__Problem description__
Recast every line of the rows below as a numbered list, skipping blank lines. Leave the pictures out of your answer.

══ Records to use

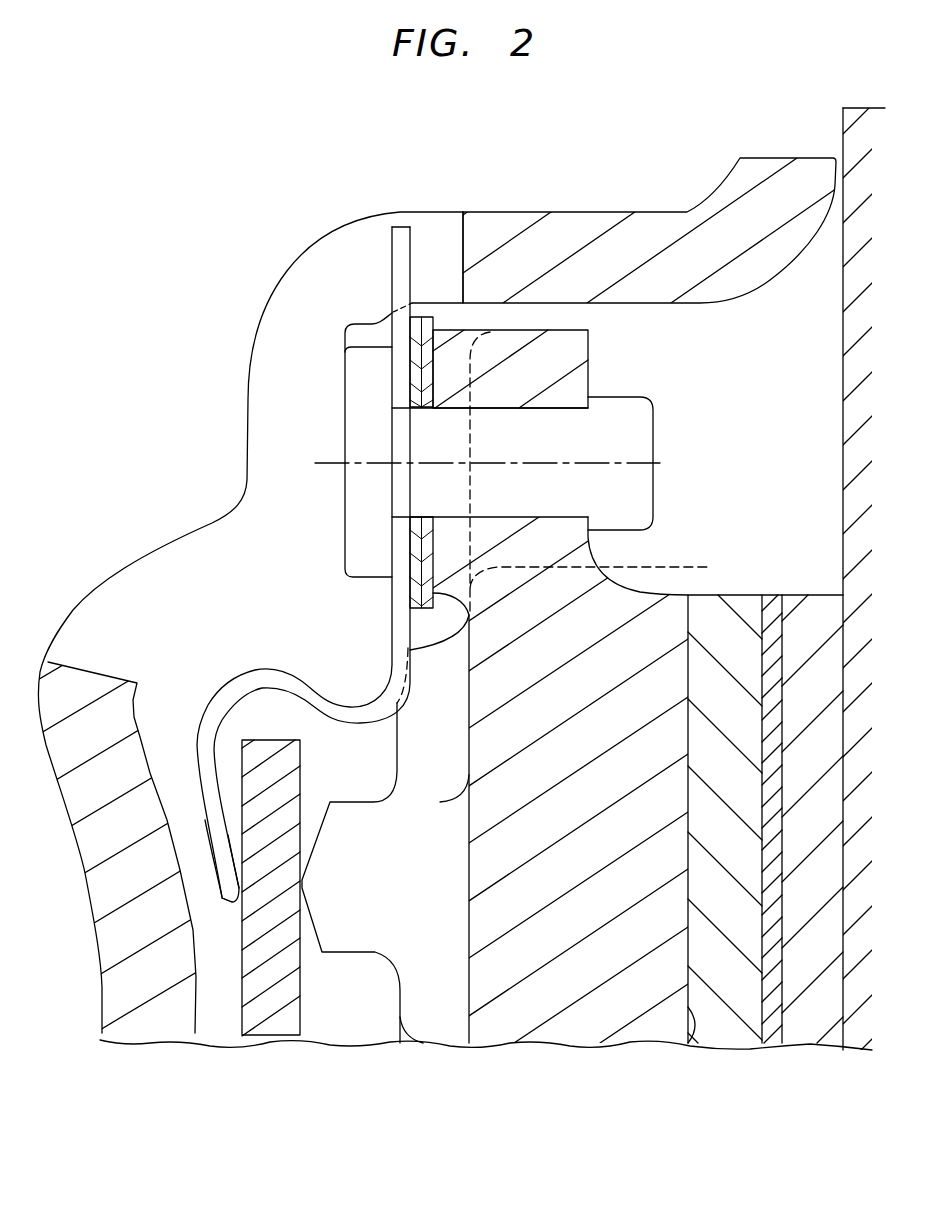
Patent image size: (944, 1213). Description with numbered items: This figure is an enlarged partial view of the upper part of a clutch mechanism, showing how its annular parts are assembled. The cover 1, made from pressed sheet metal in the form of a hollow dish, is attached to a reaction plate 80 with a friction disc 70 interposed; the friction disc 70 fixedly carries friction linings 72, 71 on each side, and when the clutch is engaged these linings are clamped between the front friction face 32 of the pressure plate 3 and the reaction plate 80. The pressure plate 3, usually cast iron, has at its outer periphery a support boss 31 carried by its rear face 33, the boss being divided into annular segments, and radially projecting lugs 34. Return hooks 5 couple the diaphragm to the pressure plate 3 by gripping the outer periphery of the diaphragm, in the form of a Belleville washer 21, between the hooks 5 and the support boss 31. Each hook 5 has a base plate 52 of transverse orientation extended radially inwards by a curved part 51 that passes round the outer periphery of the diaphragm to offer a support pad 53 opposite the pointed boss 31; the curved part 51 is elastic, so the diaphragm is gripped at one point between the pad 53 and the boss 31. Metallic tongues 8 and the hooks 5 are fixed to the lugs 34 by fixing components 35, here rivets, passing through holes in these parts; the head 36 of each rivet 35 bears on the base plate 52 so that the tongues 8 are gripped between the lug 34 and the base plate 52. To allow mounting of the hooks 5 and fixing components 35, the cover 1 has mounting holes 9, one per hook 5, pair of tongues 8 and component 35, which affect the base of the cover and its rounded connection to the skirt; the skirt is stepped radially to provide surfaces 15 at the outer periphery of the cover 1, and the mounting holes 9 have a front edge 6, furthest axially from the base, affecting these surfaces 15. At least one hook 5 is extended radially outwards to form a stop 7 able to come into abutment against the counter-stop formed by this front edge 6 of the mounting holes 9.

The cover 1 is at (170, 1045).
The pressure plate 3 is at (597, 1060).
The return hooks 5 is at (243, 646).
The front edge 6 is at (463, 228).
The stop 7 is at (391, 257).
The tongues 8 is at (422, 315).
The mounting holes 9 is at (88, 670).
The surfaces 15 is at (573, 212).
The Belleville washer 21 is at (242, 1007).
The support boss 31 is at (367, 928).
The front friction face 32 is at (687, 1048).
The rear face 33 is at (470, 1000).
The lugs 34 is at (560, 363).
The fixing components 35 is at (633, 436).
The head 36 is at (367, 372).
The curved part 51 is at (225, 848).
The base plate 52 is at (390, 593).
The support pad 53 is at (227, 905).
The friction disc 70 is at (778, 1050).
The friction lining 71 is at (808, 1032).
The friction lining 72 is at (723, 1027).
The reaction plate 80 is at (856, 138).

════

__Final answer__
1. Patent image size: (944, 1213). Description with numbered items: This figure is an enlarged partial view of the upper part of a clutch mechanism, showing how its annular parts are assembled. The cover 1, made from pressed sheet metal in the form of a hollow dish, is attached to a reaction plate 80 with a friction disc 70 interposed; the friction disc 70 fixedly carries friction linings 72, 71 on each side, and when the clutch is engaged these linings are clamped between the front friction face 32 of the pressure plate 3 and the reaction plate 80. The pressure plate 3, usually cast iron, has at its outer periphery a support boss 31 carried by its rear face 33, the boss being divided into annular segments, and radially projecting lugs 34. Return hooks 5 couple the diaphragm to the pressure plate 3 by gripping the outer periphery of the diaphragm, in the form of a Belleville washer 21, between the hooks 5 and the support boss 31. Each hook 5 has a base plate 52 of transverse orientation extended radially inwards by a curved part 51 that passes round the outer periphery of the diaphragm to offer a support pad 53 opposite the pointed boss 31; the curved part 51 is elastic, so the diaphragm is gripped at one point between the pad 53 and the boss 31. Metallic tongues 8 and the hooks 5 are fixed to the lugs 34 by fixing components 35, here rivets, passing through holes in these parts; the head 36 of each rivet 35 bears on the base plate 52 so that the tongues 8 are gripped between the lug 34 and the base plate 52. To allow mounting of the hooks 5 and fixing components 35, the cover 1 has mounting holes 9, one per hook 5, pair of tongues 8 and component 35, which affect the base of the cover and its rounded connection to the skirt; the skirt is stepped radially to provide surfaces 15 at the outer periphery of the cover 1, and the mounting holes 9 have a front edge 6, furthest axially from the base, affecting these surfaces 15. At least one hook 5 is extended radially outwards to form a stop 7 able to come into abutment against the counter-stop formed by this front edge 6 of the mounting holes 9.
2. The cover 1 is at (170, 1045).
3. The pressure plate 3 is at (597, 1060).
4. The return hooks 5 is at (243, 646).
5. The front edge 6 is at (463, 228).
6. The stop 7 is at (391, 257).
7. The tongues 8 is at (422, 315).
8. The mounting holes 9 is at (88, 670).
9. The surfaces 15 is at (573, 212).
10. The Belleville washer 21 is at (242, 1007).
11. The support boss 31 is at (367, 928).
12. The front friction face 32 is at (687, 1048).
13. The rear face 33 is at (470, 1000).
14. The lugs 34 is at (560, 363).
15. The fixing components 35 is at (633, 436).
16. The head 36 is at (367, 372).
17. The curved part 51 is at (225, 848).
18. The base plate 52 is at (390, 593).
19. The support pad 53 is at (227, 905).
20. The friction disc 70 is at (778, 1050).
21. The friction lining 71 is at (808, 1032).
22. The friction lining 72 is at (723, 1027).
23. The reaction plate 80 is at (856, 138).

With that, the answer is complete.